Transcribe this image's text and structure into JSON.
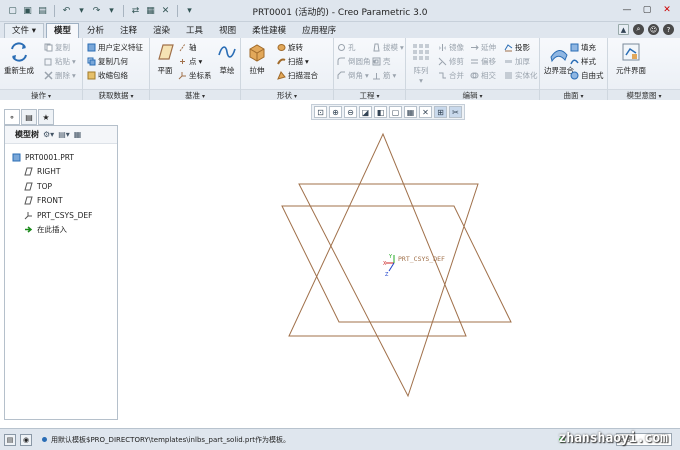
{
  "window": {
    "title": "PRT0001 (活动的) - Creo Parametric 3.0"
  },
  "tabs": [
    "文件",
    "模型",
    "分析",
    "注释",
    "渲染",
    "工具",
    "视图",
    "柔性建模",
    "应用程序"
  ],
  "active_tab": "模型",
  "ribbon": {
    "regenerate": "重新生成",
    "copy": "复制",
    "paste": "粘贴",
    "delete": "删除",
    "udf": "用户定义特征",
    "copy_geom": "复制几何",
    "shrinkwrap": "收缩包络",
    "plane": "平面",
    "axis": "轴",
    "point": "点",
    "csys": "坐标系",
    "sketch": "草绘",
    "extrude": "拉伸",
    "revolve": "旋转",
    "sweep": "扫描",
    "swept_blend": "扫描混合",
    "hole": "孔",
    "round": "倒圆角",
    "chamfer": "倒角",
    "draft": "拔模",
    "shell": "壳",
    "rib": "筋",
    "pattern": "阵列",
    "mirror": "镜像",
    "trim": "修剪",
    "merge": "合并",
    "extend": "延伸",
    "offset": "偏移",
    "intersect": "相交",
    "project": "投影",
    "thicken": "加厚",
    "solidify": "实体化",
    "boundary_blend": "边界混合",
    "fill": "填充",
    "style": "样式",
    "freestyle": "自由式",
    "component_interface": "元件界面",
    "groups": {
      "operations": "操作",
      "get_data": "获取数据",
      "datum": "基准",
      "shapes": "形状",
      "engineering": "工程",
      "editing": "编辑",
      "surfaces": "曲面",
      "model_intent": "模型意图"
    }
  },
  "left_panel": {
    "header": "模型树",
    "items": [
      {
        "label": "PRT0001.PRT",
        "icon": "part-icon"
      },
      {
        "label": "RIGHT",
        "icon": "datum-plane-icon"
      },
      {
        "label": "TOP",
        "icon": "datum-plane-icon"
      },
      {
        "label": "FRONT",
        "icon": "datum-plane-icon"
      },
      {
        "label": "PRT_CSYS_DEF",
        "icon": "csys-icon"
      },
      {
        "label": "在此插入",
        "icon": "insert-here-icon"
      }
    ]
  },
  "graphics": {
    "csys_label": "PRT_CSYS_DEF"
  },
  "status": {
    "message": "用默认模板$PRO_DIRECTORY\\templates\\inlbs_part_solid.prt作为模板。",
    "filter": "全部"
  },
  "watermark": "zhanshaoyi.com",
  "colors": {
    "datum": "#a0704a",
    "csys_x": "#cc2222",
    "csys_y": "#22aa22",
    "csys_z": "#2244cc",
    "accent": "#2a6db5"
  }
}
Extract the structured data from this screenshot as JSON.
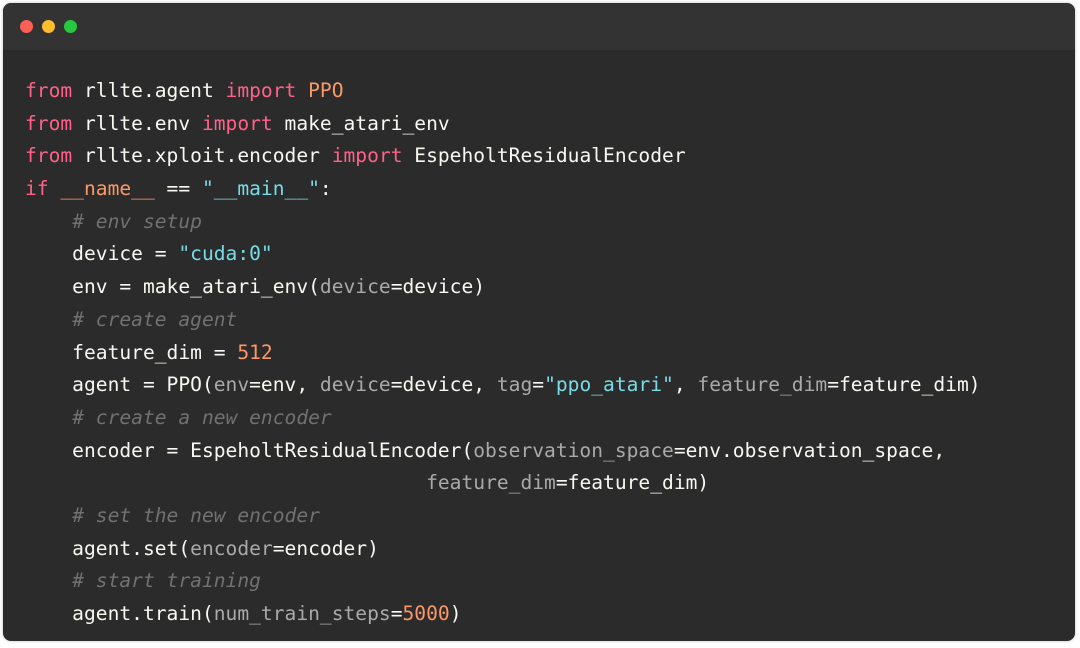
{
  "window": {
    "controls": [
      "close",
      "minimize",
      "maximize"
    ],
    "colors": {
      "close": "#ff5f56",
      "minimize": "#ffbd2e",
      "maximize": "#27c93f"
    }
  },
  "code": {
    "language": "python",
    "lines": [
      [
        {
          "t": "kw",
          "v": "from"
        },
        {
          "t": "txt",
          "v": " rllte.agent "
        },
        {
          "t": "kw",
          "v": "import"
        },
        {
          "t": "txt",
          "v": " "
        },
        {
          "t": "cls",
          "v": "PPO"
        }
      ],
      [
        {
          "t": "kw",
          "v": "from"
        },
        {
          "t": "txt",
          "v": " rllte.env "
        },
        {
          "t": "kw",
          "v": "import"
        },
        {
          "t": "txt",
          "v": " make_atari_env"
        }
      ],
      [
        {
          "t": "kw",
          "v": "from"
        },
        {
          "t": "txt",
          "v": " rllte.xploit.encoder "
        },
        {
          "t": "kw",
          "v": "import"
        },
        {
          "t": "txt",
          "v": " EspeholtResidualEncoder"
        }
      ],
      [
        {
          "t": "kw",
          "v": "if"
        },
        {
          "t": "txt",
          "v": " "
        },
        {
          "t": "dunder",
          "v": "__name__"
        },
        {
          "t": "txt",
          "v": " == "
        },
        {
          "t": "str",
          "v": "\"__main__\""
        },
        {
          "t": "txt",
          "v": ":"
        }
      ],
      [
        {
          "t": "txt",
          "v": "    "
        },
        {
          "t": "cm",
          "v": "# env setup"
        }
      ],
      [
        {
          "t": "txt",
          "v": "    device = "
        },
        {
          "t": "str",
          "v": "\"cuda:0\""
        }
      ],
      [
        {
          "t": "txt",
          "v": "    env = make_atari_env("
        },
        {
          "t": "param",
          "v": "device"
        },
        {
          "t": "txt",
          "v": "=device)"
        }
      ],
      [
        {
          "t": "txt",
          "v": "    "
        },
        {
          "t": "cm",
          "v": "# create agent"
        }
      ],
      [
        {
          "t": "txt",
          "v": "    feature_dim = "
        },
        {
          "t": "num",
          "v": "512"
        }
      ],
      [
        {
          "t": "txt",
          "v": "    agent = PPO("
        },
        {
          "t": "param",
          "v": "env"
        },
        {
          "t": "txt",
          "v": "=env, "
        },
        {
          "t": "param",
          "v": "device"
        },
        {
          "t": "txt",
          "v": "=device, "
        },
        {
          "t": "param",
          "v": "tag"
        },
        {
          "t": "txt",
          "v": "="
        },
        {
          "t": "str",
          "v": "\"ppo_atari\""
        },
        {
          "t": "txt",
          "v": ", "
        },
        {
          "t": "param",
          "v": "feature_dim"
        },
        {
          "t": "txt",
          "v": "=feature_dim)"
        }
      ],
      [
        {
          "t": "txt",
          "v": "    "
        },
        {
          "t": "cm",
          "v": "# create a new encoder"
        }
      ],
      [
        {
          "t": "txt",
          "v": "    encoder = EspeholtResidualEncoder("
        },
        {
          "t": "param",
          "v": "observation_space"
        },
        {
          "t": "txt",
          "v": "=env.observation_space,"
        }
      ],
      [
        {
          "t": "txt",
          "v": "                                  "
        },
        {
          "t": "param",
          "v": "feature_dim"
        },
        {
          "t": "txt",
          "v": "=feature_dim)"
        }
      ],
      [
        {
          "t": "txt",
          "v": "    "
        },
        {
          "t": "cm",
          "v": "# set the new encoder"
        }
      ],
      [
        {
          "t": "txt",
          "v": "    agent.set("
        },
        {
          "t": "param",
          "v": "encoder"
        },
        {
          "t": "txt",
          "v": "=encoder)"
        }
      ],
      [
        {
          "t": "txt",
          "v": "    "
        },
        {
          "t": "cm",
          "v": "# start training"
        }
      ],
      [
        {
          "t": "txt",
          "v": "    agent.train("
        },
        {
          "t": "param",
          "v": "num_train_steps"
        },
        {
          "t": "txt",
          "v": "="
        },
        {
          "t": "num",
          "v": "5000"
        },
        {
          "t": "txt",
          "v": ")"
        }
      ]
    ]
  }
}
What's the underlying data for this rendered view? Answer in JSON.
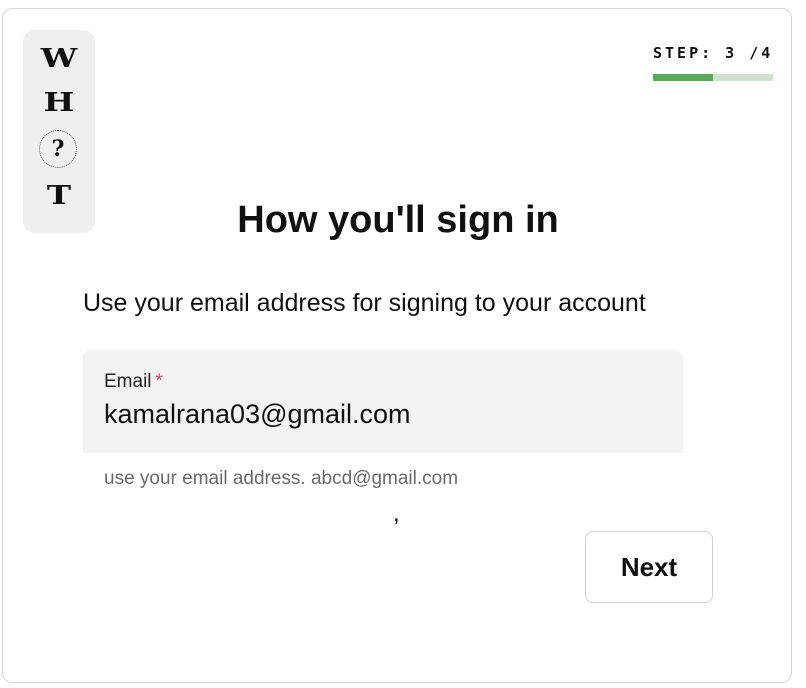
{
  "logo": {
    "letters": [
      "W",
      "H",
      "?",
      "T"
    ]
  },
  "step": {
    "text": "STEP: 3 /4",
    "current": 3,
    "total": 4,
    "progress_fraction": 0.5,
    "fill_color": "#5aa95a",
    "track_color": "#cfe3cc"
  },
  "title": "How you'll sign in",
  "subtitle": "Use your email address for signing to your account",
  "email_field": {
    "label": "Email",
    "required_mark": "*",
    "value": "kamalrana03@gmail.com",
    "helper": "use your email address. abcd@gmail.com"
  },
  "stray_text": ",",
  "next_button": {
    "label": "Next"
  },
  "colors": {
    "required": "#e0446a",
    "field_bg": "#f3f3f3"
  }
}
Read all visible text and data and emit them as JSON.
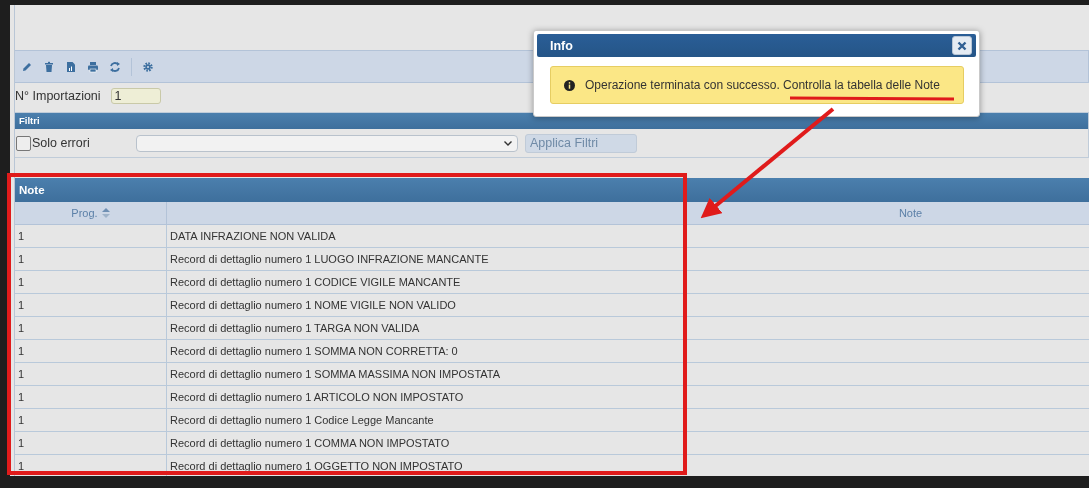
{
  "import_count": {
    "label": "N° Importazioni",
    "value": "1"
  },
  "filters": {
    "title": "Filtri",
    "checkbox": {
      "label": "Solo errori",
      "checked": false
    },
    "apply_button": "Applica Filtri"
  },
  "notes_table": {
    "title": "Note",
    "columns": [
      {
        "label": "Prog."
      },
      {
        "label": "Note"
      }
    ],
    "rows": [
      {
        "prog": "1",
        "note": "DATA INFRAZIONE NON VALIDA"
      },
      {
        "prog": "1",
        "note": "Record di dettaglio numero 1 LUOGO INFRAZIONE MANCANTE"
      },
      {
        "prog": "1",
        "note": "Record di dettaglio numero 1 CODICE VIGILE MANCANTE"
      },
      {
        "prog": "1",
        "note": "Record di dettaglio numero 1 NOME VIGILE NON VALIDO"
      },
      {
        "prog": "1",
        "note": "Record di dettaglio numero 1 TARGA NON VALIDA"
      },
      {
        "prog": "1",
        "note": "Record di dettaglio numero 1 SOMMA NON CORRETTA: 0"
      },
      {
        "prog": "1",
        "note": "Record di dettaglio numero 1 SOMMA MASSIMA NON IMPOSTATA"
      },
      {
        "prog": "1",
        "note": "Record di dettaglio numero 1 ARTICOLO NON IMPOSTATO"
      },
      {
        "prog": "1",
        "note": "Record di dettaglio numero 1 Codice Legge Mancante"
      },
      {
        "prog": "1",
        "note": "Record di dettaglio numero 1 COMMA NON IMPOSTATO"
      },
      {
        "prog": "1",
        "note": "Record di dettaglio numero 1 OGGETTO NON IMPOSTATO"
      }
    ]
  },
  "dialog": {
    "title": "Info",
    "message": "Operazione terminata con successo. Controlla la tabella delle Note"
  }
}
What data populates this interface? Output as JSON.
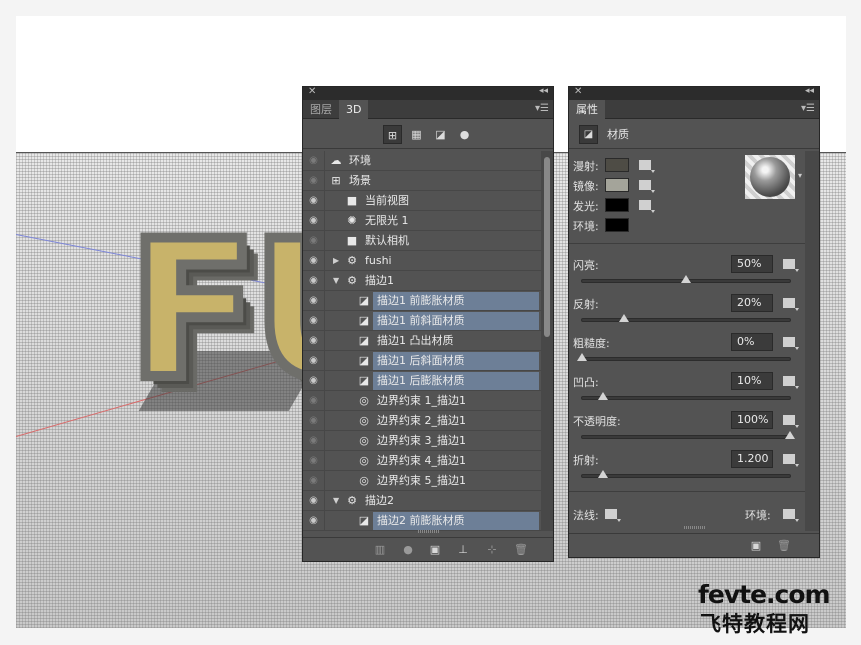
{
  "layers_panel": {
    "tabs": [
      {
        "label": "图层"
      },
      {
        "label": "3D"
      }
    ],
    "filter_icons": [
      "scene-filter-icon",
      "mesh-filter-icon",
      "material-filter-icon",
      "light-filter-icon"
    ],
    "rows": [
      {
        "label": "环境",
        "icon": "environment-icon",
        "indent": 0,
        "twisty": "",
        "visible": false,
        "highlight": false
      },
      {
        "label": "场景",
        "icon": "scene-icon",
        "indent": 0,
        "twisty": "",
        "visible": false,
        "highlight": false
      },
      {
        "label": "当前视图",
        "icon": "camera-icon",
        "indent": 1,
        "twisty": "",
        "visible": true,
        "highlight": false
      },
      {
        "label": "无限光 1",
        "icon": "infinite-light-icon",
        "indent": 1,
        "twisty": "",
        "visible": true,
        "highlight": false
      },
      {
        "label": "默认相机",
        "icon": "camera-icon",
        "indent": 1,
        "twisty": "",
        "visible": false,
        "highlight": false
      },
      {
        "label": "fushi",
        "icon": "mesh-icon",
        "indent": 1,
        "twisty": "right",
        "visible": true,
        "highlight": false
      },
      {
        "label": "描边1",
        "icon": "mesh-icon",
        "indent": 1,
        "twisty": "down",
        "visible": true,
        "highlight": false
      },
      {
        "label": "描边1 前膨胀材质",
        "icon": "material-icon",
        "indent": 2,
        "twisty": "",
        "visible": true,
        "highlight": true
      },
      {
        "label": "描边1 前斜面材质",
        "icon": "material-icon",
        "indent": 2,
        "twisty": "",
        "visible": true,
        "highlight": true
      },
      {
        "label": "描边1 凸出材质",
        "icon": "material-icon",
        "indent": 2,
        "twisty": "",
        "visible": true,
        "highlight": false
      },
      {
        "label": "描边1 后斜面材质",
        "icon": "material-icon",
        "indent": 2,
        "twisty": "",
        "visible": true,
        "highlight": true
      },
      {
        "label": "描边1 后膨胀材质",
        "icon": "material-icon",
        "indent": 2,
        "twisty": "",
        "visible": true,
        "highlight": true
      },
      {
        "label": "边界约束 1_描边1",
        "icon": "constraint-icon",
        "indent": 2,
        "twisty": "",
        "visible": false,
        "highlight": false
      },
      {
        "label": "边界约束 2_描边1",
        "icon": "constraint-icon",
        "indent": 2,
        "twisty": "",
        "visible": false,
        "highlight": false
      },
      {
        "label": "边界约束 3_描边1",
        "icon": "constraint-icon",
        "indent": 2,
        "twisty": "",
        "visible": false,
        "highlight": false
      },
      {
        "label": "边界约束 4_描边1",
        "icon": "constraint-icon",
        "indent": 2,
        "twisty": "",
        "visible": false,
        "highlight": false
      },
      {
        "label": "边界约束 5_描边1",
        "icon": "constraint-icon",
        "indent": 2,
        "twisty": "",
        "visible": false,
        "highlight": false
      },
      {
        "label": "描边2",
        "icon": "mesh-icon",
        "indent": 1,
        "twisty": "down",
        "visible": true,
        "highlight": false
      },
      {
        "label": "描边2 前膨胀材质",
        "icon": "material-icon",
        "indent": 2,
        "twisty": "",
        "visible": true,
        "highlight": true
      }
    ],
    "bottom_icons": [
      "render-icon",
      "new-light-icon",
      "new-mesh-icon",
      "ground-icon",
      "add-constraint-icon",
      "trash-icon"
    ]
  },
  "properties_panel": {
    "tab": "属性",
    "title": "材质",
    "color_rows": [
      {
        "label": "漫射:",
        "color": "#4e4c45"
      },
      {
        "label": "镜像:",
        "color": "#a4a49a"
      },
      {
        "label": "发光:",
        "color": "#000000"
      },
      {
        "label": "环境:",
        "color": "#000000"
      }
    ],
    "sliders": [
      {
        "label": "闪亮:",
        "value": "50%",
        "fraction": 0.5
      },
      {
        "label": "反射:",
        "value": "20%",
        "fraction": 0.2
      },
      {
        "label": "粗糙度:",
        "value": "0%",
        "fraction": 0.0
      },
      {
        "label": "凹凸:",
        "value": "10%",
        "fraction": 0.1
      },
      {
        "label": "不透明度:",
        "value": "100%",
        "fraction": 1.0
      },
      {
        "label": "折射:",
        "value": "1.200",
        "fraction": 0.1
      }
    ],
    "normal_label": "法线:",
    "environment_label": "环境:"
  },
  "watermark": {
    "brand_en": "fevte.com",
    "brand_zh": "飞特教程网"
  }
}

--

(WHAT YOU ARE ASKED TO DO):
Check each line of the records for the word "SOMMA", and show the lines that contain it.

(WORKED SOLUTION):
        "note": "Record di dettaglio numero 1 SOMMA NON CORRETTA: 0"
        "note": "Record di dettaglio numero 1 SOMMA MASSIMA NON IMPOSTATA"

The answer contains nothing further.